— start of Records —

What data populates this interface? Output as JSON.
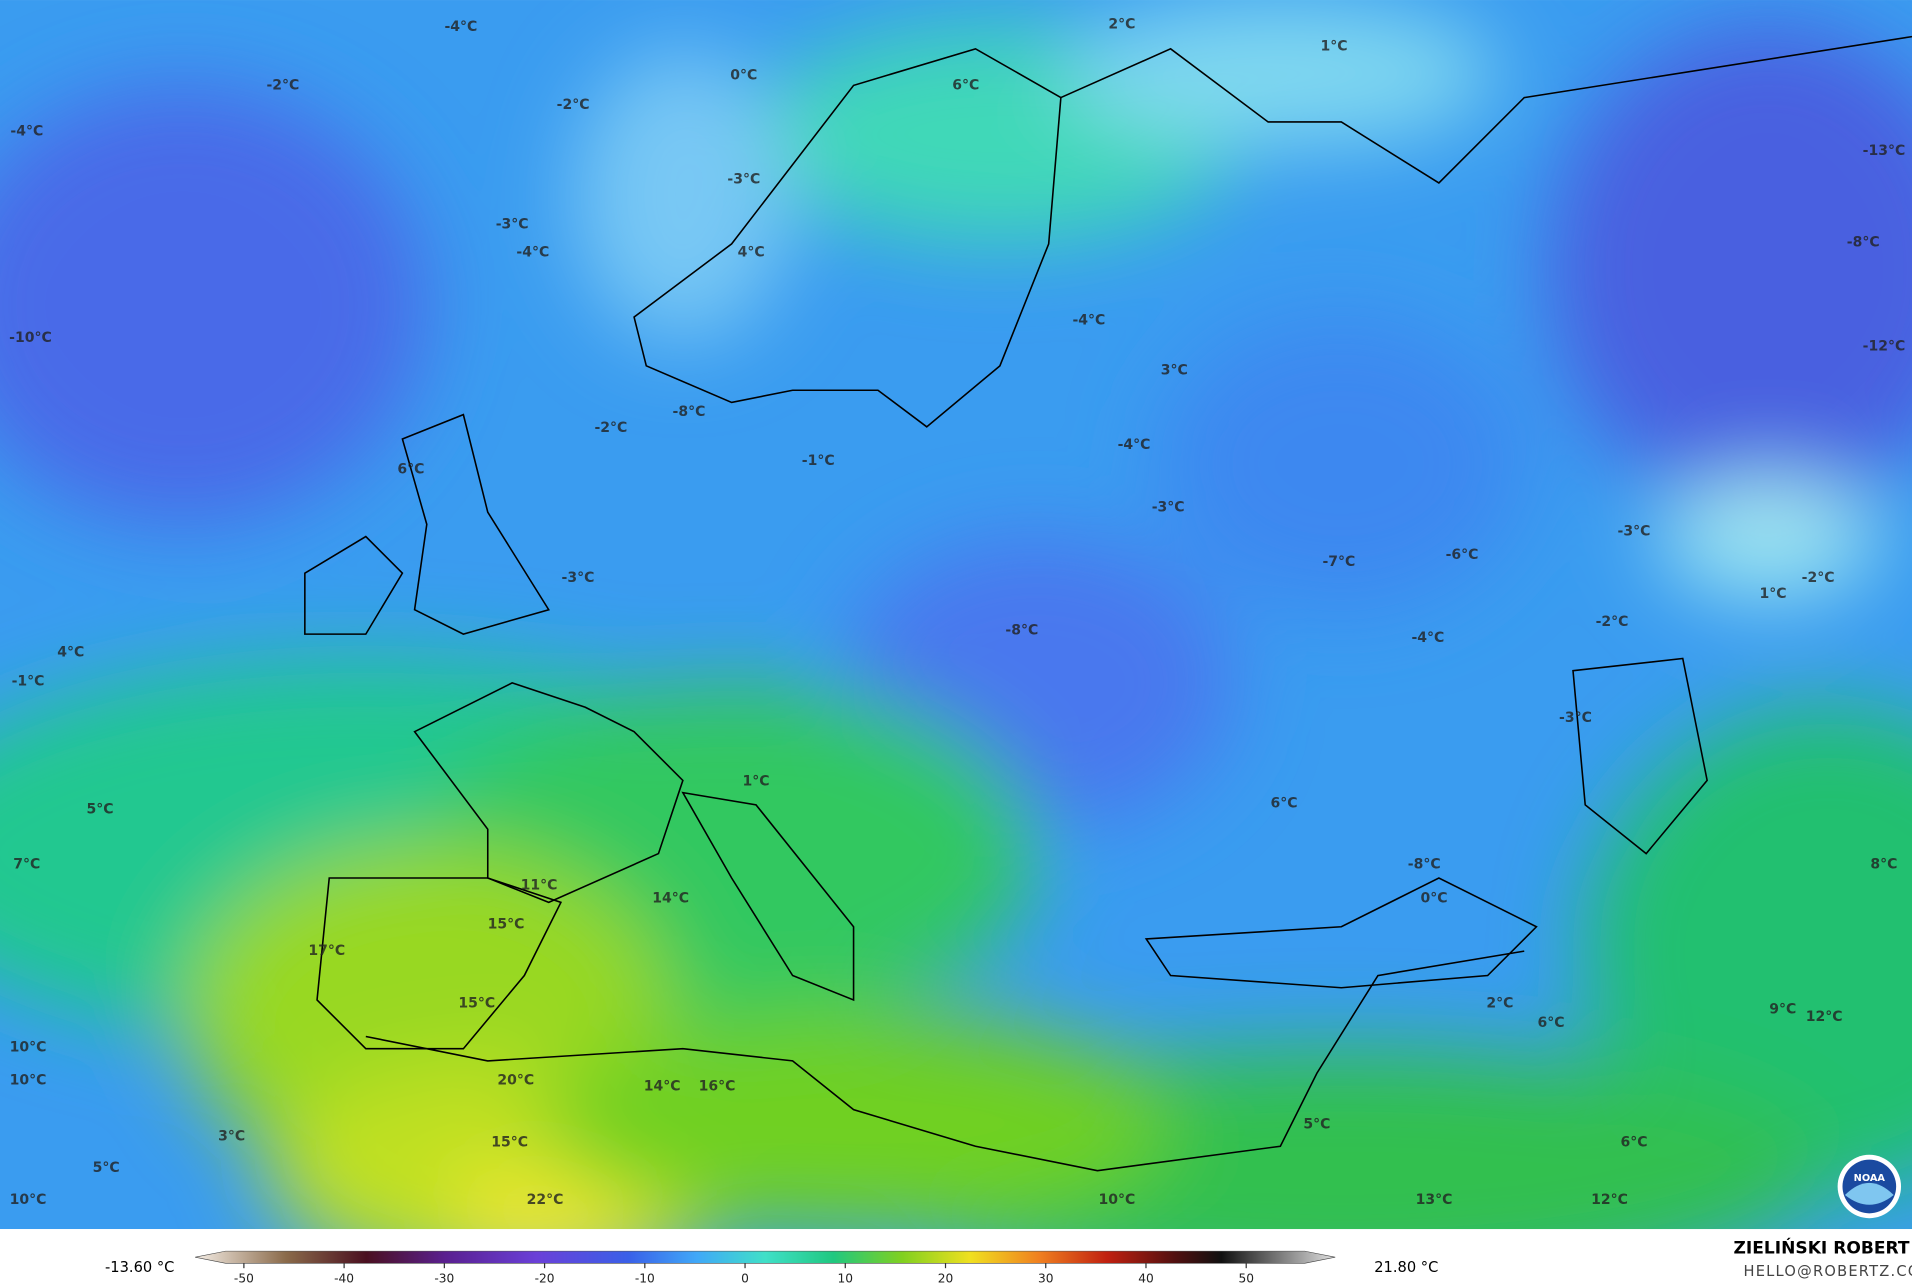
{
  "map_labels": [
    "-4°C",
    "-2°C",
    "0°C",
    "-2°C",
    "2°C",
    "1°C",
    "6°C",
    "-4°C",
    "-13°C",
    "-3°C",
    "-3°C",
    "-4°C",
    "4°C",
    "-8°C",
    "-10°C",
    "-4°C",
    "-12°C",
    "3°C",
    "-8°C",
    "-2°C",
    "-1°C",
    "6°C",
    "-4°C",
    "-3°C",
    "-3°C",
    "-7°C",
    "-6°C",
    "-3°C",
    "1°C",
    "-2°C",
    "-8°C",
    "-2°C",
    "-4°C",
    "4°C",
    "-1°C",
    "-3°C",
    "1°C",
    "6°C",
    "5°C",
    "7°C",
    "-8°C",
    "8°C",
    "0°C",
    "11°C",
    "14°C",
    "15°C",
    "17°C",
    "15°C",
    "2°C",
    "9°C",
    "12°C",
    "6°C",
    "10°C",
    "10°C",
    "20°C",
    "14°C",
    "16°C",
    "5°C",
    "3°C",
    "15°C",
    "6°C",
    "5°C",
    "10°C",
    "22°C",
    "10°C",
    "13°C",
    "12°C"
  ],
  "colorbar": {
    "min_label": "-13.60 °C",
    "max_label": "21.80 °C",
    "ticks": [
      -50,
      -40,
      -30,
      -20,
      -10,
      0,
      10,
      20,
      30,
      40,
      50
    ]
  },
  "footer": {
    "author": "ZIELIŃSKI ROBERT",
    "email": "HELLO@ROBERTZ.CO"
  }
}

— end of Records —

*Directive:*
Copy out all of the data word for word. Do not carry over any picture.

*Written response:*
What data populates this interface? Output as JSON.
{
  "map_labels": [
    "-4°C",
    "-2°C",
    "0°C",
    "-2°C",
    "2°C",
    "1°C",
    "6°C",
    "-4°C",
    "-13°C",
    "-3°C",
    "-3°C",
    "-4°C",
    "4°C",
    "-8°C",
    "-10°C",
    "-4°C",
    "-12°C",
    "3°C",
    "-8°C",
    "-2°C",
    "-1°C",
    "6°C",
    "-4°C",
    "-3°C",
    "-3°C",
    "-7°C",
    "-6°C",
    "-3°C",
    "1°C",
    "-2°C",
    "-8°C",
    "-2°C",
    "-4°C",
    "4°C",
    "-1°C",
    "-3°C",
    "1°C",
    "6°C",
    "5°C",
    "7°C",
    "-8°C",
    "8°C",
    "0°C",
    "11°C",
    "14°C",
    "15°C",
    "17°C",
    "15°C",
    "2°C",
    "9°C",
    "12°C",
    "6°C",
    "10°C",
    "10°C",
    "20°C",
    "14°C",
    "16°C",
    "5°C",
    "3°C",
    "15°C",
    "6°C",
    "5°C",
    "10°C",
    "22°C",
    "10°C",
    "13°C",
    "12°C"
  ],
  "colorbar": {
    "min_label": "-13.60 °C",
    "max_label": "21.80 °C",
    "ticks": [
      -50,
      -40,
      -30,
      -20,
      -10,
      0,
      10,
      20,
      30,
      40,
      50
    ]
  },
  "footer": {
    "author": "ZIELIŃSKI ROBERT",
    "email": "HELLO@ROBERTZ.CO"
  }
}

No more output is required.